Stated task:
Present the data once more in exactly its original form.

Dataset excerpt:

----------------------------------------

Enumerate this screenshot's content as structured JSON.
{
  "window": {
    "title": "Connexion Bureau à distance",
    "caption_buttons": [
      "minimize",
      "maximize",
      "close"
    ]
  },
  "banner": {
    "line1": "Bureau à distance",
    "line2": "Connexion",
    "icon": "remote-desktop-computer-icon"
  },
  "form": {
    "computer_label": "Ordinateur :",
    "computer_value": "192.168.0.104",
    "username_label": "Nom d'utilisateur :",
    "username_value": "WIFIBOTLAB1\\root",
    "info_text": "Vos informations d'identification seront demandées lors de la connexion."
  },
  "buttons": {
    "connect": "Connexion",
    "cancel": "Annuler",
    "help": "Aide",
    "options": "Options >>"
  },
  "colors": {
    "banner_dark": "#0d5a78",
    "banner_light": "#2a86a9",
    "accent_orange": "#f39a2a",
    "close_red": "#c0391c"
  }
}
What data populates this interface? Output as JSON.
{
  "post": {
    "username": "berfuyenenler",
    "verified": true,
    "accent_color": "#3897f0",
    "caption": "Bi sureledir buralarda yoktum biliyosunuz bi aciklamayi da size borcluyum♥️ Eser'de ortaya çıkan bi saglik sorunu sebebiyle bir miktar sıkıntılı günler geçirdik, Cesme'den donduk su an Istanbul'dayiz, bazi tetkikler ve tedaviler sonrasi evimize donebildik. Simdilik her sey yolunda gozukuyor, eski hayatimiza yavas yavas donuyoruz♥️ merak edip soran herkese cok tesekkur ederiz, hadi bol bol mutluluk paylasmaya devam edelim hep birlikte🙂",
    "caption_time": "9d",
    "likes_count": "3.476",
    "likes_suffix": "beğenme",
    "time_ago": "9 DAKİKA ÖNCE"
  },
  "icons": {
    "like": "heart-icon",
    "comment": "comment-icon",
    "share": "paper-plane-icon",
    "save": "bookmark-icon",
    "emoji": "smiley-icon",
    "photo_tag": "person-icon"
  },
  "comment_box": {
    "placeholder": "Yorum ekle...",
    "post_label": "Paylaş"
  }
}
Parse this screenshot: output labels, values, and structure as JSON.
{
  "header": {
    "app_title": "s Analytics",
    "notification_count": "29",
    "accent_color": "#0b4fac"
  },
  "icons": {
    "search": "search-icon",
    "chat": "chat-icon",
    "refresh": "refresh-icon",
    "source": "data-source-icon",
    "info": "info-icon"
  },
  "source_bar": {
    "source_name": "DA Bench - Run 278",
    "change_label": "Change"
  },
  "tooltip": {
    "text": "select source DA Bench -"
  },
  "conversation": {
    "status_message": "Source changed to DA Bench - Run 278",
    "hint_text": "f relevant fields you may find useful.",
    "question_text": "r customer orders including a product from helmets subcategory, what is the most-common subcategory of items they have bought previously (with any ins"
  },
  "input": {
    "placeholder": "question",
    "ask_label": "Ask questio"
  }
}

----------------------------------------

Output of the exercise:
Enumerate this screenshot's content as structured JSON.
{
  "window": {
    "title": "Connexion Bureau à distance",
    "caption_buttons": [
      "minimize",
      "maximize",
      "close"
    ]
  },
  "banner": {
    "line1": "Bureau à distance",
    "line2": "Connexion",
    "icon": "remote-desktop-computer-icon"
  },
  "form": {
    "computer_label": "Ordinateur :",
    "computer_value": "192.168.0.104",
    "username_label": "Nom d'utilisateur :",
    "username_value": "WIFIBOTLAB1\\root",
    "info_text": "Vos informations d'identification seront demandées lors de la connexion."
  },
  "buttons": {
    "connect": "Connexion",
    "cancel": "Annuler",
    "help": "Aide",
    "options": "Options >>"
  },
  "colors": {
    "banner_dark": "#0d5a78",
    "banner_light": "#2a86a9",
    "accent_orange": "#f39a2a",
    "close_red": "#c0391c"
  }
}
What data populates this interface? Output as JSON.
{
  "post": {
    "username": "berfuyenenler",
    "verified": true,
    "accent_color": "#3897f0",
    "caption": "Bi sureledir buralarda yoktum biliyosunuz bi aciklamayi da size borcluyum♥️ Eser'de ortaya çıkan bi saglik sorunu sebebiyle bir miktar sıkıntılı günler geçirdik, Cesme'den donduk su an Istanbul'dayiz, bazi tetkikler ve tedaviler sonrasi evimize donebildik. Simdilik her sey yolunda gozukuyor, eski hayatimiza yavas yavas donuyoruz♥️ merak edip soran herkese cok tesekkur ederiz, hadi bol bol mutluluk paylasmaya devam edelim hep birlikte🙂",
    "caption_time": "9d",
    "likes_count": "3.476",
    "likes_suffix": "beğenme",
    "time_ago": "9 DAKİKA ÖNCE"
  },
  "icons": {
    "like": "heart-icon",
    "comment": "comment-icon",
    "share": "paper-plane-icon",
    "save": "bookmark-icon",
    "emoji": "smiley-icon",
    "photo_tag": "person-icon"
  },
  "comment_box": {
    "placeholder": "Yorum ekle...",
    "post_label": "Paylaş"
  }
}
Parse this screenshot: output labels, values, and structure as JSON.
{
  "header": {
    "app_title": "s Analytics",
    "notification_count": "29",
    "accent_color": "#0b4fac"
  },
  "icons": {
    "search": "search-icon",
    "chat": "chat-icon",
    "refresh": "refresh-icon",
    "source": "data-source-icon",
    "info": "info-icon"
  },
  "source_bar": {
    "source_name": "DA Bench - Run 278",
    "change_label": "Change"
  },
  "tooltip": {
    "text": "select source DA Bench -"
  },
  "conversation": {
    "status_message": "Source changed to DA Bench - Run 278",
    "hint_text": "f relevant fields you may find useful.",
    "question_text": "r customer orders including a product from helmets subcategory, what is the most-common subcategory of items they have bought previously (with any ins"
  },
  "input": {
    "placeholder": "question",
    "ask_label": "Ask questio"
  }
}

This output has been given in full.